▶ Task:
Make an exact copy of the records, with the images left out.
___ Given data
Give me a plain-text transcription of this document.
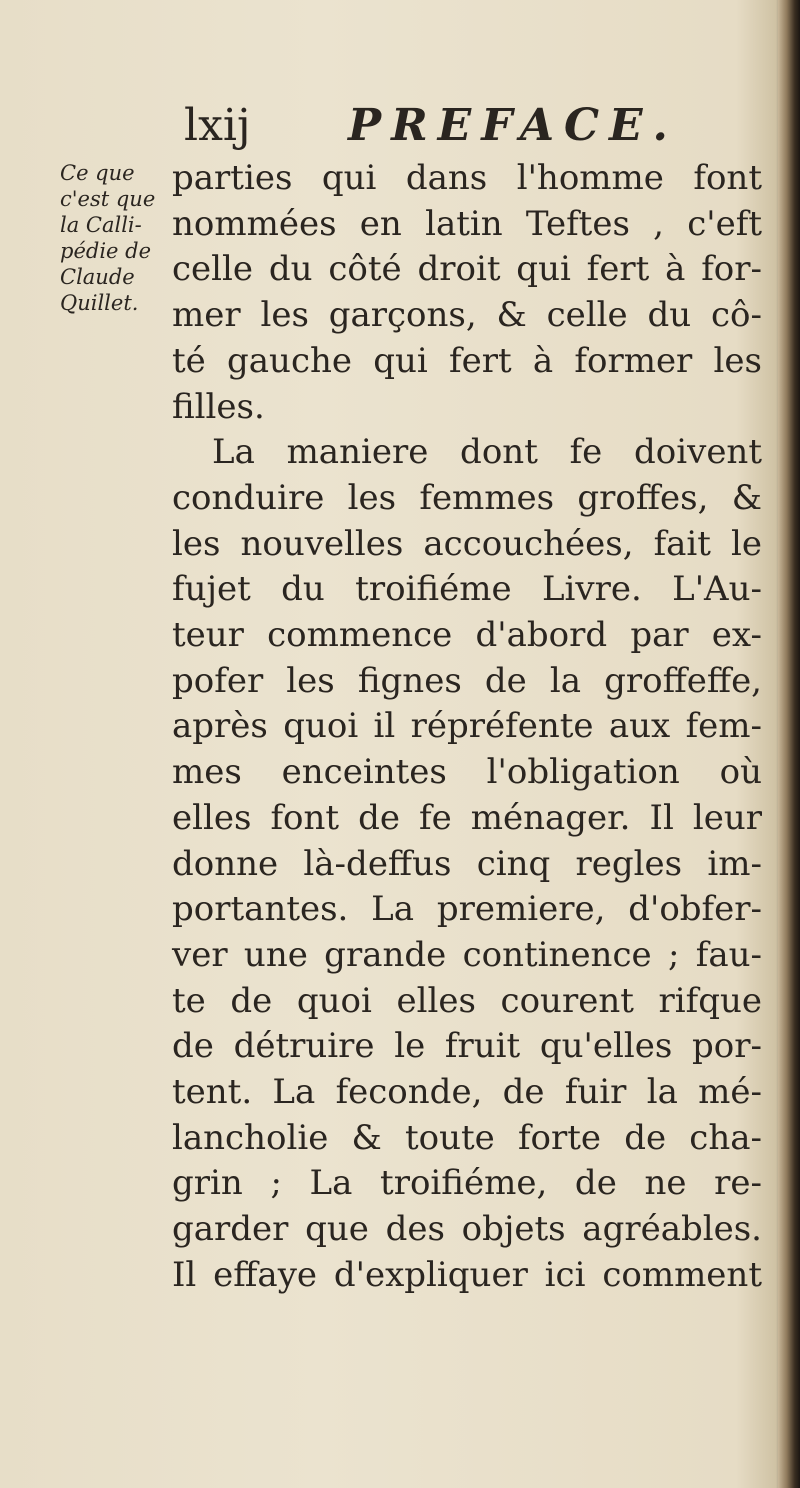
lxij PREFACE.
Ce que
c'est que
la Calli-
pédie de
Claude
Quillet.
parties qui dans l'homme font
nommées en latin Teftes , c'eft
celle du côté droit qui fert à for-
mer les garçons, & celle du cô-
té gauche qui fert à former les
filles.
La maniere dont fe doivent
conduire les femmes groffes, &
les nouvelles accouchées, fait le
fujet du troifiéme Livre. L'Au-
teur commence d'abord par ex-
pofer les fignes de la groffeffe,
après quoi il répréfente aux fem-
mes enceintes l'obligation où
elles font de fe ménager. Il leur
donne là-deffus cinq regles im-
portantes. La premiere, d'obfer-
ver une grande continence ; fau-
te de quoi elles courent rifque
de détruire le fruit qu'elles por-
tent. La feconde, de fuir la mé-
lancholie & toute forte de cha-
grin ; La troifiéme, de ne re-
garder que des objets agréables.
Il effaye d'expliquer ici comment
______
▶ Correct output:
Give me a plain-text transcription of this document.
lxij PREFACE.
Ce que
c'est que
la Calli-
pédie de
Claude
Quillet.
parties qui dans l'homme font
nommées en latin Teftes , c'eft
celle du côté droit qui fert à for-
mer les garçons, & celle du cô-
té gauche qui fert à former les
filles.
La maniere dont fe doivent
conduire les femmes groffes, &
les nouvelles accouchées, fait le
fujet du troifiéme Livre. L'Au-
teur commence d'abord par ex-
pofer les fignes de la groffeffe,
après quoi il répréfente aux fem-
mes enceintes l'obligation où
elles font de fe ménager. Il leur
donne là-deffus cinq regles im-
portantes. La premiere, d'obfer-
ver une grande continence ; fau-
te de quoi elles courent rifque
de détruire le fruit qu'elles por-
tent. La feconde, de fuir la mé-
lancholie & toute forte de cha-
grin ; La troifiéme, de ne re-
garder que des objets agréables.
Il effaye d'expliquer ici comment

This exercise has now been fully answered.